=== WHAT THE TASK ASKS ===
Without including any pictures, copy each entry below exactly.

=== MATERIAL SHOWN ===

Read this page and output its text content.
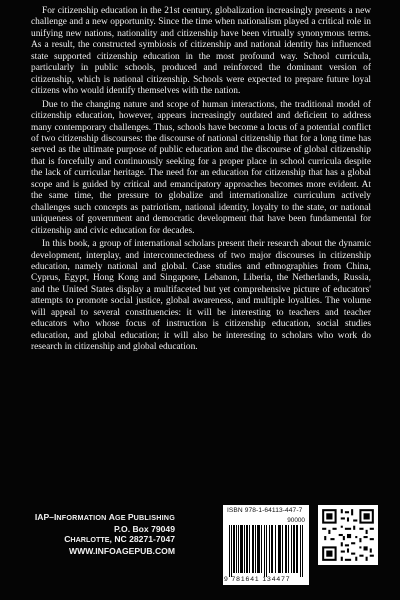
For citizenship education in the 21st century, globalization increasingly presents a new challenge and a new opportunity. Since the time when nationalism played a critical role in unifying new nations, nationality and citizenship have been virtually synonymous terms. As a result, the constructed symbiosis of citizenship and national identity has influenced state supported citizenship education in the most profound way. School curricula, particularly in public schools, produced and reinforced the dominant version of citizenship, which is national citizenship. Schools were expected to prepare future loyal citizens who would identify themselves with the nation.

Due to the changing nature and scope of human interactions, the traditional model of citizenship education, however, appears increasingly outdated and deficient to address many contemporary challenges. Thus, schools have become a locus of a potential conflict of two citizenship discourses: the discourse of national citizenship that for a long time has served as the ultimate purpose of public education and the discourse of global citizenship that is forcefully and continuously seeking for a proper place in school curricula despite the lack of curricular heritage. The need for an education for citizenship that has a global scope and is guided by critical and emancipatory approaches becomes more evident. At the same time, the pressure to globalize and internationalize curriculum actively challenges such concepts as patriotism, national identity, loyalty to the state, or national uniqueness of government and democratic development that have been fundamental for citizenship and civic education for decades.

In this book, a group of international scholars present their research about the dynamic development, interplay, and interconnectedness of two major discourses in citizenship education, namely national and global. Case studies and ethnographies from China, Cyprus, Egypt, Hong Kong and Singapore, Lebanon, Liberia, the Netherlands, Russia, and the United States display a multifaceted but yet comprehensive picture of educators' attempts to promote social justice, global awareness, and multiple loyalties. The volume will appeal to several constituencies: it will be interesting to teachers and teacher educators who whose focus of instruction is citizenship education, social studies education, and global education; it will also be interesting to scholars who work do research in citizenship and global education.

IAP–INFORMATION AGE PUBLISHING
P.O. Box 79049
CHARLOTTE, NC 28271-7047
WWW.INFOAGEPUB.COM
ISBN 978-1-64113-447-7
90000
9 781641 134477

=== ANSWER TO THE PROBLEM ===
Read this page and output its text content.
For citizenship education in the 21st century, globalization increasingly presents a new challenge and a new opportunity. Since the time when nationalism played a critical role in unifying new nations, nationality and citizenship have been virtually synonymous terms. As a result, the constructed symbiosis of citizenship and national identity has influenced state supported citizenship education in the most profound way. School curricula, particularly in public schools, produced and reinforced the dominant version of citizenship, which is national citizenship. Schools were expected to prepare future loyal citizens who would identify themselves with the nation.

Due to the changing nature and scope of human interactions, the traditional model of citizenship education, however, appears increasingly outdated and deficient to address many contemporary challenges. Thus, schools have become a locus of a potential conflict of two citizenship discourses: the discourse of national citizenship that for a long time has served as the ultimate purpose of public education and the discourse of global citizenship that is forcefully and continuously seeking for a proper place in school curricula despite the lack of curricular heritage. The need for an education for citizenship that has a global scope and is guided by critical and emancipatory approaches becomes more evident. At the same time, the pressure to globalize and internationalize curriculum actively challenges such concepts as patriotism, national identity, loyalty to the state, or national uniqueness of government and democratic development that have been fundamental for citizenship and civic education for decades.

In this book, a group of international scholars present their research about the dynamic development, interplay, and interconnectedness of two major discourses in citizenship education, namely national and global. Case studies and ethnographies from China, Cyprus, Egypt, Hong Kong and Singapore, Lebanon, Liberia, the Netherlands, Russia, and the United States display a multifaceted but yet comprehensive picture of educators' attempts to promote social justice, global awareness, and multiple loyalties. The volume will appeal to several constituencies: it will be interesting to teachers and teacher educators who whose focus of instruction is citizenship education, social studies education, and global education; it will also be interesting to scholars who work do research in citizenship and global education.

IAP–INFORMATION AGE PUBLISHING
P.O. Box 79049
CHARLOTTE, NC 28271-7047
WWW.INFOAGEPUB.COM
ISBN 978-1-64113-447-7
90000
9 781641 134477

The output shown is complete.